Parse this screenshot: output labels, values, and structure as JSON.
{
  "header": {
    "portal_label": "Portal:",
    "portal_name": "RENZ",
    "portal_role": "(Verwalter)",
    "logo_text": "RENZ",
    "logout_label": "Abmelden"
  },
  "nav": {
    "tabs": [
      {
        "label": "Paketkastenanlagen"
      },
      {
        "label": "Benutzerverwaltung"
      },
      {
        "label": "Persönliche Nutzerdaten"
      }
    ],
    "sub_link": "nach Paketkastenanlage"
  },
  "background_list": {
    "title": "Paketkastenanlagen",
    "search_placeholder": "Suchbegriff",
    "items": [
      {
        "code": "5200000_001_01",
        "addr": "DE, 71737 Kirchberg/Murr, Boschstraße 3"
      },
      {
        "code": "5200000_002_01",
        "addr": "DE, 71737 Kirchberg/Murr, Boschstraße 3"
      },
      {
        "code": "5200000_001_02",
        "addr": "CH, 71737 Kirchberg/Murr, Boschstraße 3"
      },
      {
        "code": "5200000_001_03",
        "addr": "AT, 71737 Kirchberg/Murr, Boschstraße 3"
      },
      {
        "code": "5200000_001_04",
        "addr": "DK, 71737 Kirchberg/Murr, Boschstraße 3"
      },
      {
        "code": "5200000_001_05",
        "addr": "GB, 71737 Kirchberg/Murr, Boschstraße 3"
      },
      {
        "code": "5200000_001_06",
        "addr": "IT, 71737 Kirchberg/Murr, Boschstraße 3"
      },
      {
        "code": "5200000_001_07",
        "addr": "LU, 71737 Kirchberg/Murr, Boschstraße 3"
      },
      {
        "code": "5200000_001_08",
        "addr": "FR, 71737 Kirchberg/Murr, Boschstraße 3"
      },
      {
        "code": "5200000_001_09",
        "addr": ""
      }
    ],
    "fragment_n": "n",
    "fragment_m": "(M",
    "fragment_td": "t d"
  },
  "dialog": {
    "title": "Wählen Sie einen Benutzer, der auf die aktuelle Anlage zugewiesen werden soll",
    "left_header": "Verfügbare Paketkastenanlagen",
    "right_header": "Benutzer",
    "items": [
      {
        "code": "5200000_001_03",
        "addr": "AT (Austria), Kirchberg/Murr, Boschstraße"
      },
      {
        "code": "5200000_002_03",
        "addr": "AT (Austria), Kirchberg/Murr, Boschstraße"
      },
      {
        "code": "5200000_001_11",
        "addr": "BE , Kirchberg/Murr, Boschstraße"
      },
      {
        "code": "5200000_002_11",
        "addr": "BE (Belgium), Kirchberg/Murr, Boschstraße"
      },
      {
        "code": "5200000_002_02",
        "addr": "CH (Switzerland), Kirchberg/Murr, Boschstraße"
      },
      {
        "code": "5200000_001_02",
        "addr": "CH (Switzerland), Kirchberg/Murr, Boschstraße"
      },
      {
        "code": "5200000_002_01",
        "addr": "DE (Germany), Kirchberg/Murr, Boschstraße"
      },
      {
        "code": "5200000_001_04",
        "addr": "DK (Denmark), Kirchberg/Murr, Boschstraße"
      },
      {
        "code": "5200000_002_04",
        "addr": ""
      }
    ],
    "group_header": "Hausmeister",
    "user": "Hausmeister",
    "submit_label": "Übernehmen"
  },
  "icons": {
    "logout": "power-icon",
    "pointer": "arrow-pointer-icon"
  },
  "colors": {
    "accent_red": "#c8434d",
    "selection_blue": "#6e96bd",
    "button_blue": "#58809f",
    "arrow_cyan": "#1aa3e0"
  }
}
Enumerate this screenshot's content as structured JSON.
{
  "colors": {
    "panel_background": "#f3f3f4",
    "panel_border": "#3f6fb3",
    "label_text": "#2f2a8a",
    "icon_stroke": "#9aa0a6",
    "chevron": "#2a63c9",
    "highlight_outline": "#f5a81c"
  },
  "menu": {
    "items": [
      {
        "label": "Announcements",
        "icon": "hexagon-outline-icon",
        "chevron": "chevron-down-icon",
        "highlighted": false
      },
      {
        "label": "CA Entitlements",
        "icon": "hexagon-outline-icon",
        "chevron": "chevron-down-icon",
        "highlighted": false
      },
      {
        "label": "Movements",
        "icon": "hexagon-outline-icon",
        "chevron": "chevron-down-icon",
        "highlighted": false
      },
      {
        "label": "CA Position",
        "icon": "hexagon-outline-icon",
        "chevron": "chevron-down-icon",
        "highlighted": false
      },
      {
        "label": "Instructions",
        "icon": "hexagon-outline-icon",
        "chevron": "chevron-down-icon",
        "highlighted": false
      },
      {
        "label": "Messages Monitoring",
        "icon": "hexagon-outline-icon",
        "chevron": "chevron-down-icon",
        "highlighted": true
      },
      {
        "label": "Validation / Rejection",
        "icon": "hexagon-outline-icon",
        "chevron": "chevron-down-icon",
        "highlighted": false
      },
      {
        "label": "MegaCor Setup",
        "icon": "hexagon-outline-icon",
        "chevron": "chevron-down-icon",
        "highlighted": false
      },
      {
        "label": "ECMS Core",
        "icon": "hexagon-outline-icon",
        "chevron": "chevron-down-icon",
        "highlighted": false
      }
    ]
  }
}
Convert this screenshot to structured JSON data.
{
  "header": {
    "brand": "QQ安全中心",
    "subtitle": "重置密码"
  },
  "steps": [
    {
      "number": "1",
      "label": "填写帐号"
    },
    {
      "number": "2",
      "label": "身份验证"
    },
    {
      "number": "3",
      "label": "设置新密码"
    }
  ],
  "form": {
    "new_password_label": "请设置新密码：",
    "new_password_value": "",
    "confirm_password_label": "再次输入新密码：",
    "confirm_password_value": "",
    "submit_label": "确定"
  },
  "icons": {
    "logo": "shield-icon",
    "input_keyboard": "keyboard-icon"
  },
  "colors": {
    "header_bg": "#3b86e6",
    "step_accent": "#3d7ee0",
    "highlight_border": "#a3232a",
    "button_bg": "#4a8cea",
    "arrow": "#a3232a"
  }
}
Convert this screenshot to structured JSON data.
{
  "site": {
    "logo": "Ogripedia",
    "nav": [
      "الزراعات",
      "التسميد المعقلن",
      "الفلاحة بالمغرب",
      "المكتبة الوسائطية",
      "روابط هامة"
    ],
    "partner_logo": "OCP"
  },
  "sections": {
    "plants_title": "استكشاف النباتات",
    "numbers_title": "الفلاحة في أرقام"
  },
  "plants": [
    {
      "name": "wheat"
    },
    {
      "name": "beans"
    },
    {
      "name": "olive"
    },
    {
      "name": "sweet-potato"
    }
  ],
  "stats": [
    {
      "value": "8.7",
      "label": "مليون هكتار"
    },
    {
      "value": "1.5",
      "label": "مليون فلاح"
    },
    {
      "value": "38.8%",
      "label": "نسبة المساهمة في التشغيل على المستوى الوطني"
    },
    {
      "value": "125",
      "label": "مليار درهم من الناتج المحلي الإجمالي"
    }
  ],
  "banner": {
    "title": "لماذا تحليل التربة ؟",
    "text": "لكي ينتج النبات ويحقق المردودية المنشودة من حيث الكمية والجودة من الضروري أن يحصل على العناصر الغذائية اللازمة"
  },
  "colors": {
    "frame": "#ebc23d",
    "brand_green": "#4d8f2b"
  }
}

============================================================

| WORK REQUIRED |
In the entries above, find every line holding the word "this" and copy it out.

| ANSWER BELOW |
Parse this screenshot: output labels, values, and structure as JSON.
Enumerate this screenshot's content as structured JSON.
Convert this screenshot to structured JSON data.
Convert this screenshot to structured JSON data.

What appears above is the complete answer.